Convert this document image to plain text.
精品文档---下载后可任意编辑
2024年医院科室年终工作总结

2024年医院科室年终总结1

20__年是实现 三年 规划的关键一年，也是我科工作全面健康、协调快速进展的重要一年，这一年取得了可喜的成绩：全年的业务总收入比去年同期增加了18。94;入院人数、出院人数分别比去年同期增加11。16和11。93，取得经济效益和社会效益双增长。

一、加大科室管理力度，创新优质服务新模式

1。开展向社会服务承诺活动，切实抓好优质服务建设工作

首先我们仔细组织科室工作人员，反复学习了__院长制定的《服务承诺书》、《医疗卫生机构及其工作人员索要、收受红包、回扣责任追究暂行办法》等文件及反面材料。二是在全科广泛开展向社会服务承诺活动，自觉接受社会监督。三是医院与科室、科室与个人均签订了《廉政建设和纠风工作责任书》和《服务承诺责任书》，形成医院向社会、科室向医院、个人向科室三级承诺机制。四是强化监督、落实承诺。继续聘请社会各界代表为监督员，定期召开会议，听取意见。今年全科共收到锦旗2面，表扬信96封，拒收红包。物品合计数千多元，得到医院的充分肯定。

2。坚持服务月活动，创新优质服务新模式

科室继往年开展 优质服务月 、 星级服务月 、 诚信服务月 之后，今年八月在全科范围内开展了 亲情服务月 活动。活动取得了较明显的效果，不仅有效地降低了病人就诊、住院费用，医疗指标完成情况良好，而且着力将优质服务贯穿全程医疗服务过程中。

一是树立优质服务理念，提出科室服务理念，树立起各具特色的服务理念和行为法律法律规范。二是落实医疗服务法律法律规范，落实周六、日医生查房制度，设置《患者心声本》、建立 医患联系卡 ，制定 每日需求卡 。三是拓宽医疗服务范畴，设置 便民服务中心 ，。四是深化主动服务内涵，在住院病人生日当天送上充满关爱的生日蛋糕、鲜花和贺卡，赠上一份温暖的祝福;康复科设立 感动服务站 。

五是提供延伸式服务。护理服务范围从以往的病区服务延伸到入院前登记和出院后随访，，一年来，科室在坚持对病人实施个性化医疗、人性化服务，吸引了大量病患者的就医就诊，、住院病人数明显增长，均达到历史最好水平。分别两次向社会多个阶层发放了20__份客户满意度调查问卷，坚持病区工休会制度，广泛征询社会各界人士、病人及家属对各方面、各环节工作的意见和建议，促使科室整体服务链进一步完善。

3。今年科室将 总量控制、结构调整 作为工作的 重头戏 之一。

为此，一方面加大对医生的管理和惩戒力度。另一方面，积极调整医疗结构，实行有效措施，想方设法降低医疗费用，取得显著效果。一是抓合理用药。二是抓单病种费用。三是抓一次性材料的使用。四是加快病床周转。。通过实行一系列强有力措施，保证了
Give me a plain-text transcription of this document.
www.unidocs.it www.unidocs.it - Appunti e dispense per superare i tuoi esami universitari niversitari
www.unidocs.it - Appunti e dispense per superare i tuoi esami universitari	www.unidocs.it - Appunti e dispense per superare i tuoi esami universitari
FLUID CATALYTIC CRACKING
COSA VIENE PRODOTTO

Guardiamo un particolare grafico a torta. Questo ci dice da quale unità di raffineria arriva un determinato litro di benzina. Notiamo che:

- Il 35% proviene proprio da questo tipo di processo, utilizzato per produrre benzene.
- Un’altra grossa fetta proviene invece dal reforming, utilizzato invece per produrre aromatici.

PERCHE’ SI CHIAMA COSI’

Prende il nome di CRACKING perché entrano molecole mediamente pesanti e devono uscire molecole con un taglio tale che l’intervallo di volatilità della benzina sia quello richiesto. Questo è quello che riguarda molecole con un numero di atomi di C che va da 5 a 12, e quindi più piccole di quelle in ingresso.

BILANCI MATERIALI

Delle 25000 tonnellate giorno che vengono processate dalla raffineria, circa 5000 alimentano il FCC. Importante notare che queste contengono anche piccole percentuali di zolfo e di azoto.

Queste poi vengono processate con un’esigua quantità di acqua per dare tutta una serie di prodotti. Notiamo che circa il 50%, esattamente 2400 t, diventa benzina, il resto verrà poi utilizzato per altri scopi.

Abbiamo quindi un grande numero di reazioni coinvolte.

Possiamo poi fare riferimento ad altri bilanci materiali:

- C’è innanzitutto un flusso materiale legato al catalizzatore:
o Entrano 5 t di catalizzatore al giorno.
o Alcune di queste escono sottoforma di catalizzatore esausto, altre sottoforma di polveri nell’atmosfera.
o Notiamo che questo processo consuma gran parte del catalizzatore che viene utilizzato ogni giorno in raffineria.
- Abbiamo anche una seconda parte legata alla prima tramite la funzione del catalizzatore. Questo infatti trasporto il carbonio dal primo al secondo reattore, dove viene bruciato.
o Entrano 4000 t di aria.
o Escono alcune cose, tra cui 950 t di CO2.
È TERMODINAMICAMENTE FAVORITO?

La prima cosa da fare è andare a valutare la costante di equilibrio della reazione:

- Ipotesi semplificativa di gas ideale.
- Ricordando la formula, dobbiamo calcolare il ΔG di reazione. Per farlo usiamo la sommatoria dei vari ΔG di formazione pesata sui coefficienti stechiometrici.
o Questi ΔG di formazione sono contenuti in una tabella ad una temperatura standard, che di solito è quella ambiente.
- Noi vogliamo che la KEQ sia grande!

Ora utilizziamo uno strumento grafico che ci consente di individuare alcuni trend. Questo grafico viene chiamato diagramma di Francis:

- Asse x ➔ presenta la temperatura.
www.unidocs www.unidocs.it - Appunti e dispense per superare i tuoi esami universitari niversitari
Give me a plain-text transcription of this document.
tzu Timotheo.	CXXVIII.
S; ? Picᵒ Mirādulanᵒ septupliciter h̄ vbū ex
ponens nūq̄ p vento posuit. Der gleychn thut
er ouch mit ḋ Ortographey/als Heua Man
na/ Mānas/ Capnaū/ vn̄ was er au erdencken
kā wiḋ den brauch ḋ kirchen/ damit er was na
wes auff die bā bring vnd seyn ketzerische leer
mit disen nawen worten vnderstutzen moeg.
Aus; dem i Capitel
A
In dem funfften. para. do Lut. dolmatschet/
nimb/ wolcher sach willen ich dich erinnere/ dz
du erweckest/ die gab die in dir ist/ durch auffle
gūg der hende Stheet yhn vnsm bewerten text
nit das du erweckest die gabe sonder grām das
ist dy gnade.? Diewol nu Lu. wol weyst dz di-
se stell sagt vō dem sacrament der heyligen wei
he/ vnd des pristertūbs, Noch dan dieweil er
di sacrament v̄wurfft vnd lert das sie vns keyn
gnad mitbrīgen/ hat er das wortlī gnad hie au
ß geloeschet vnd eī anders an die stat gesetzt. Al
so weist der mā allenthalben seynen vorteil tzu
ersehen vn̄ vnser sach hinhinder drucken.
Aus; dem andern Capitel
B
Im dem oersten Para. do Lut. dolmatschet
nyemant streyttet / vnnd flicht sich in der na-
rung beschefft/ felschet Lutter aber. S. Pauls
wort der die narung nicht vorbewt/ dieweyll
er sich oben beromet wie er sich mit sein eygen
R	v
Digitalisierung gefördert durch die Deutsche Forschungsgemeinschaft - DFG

== Problem to solve ==
Return all lines containing "durch".

== Written answer ==
du erweckest/ die gab die in dir ist/ durch auffle
Digitalisierung gefördert durch die Deutsche Forschungsgemeinschaft - DFG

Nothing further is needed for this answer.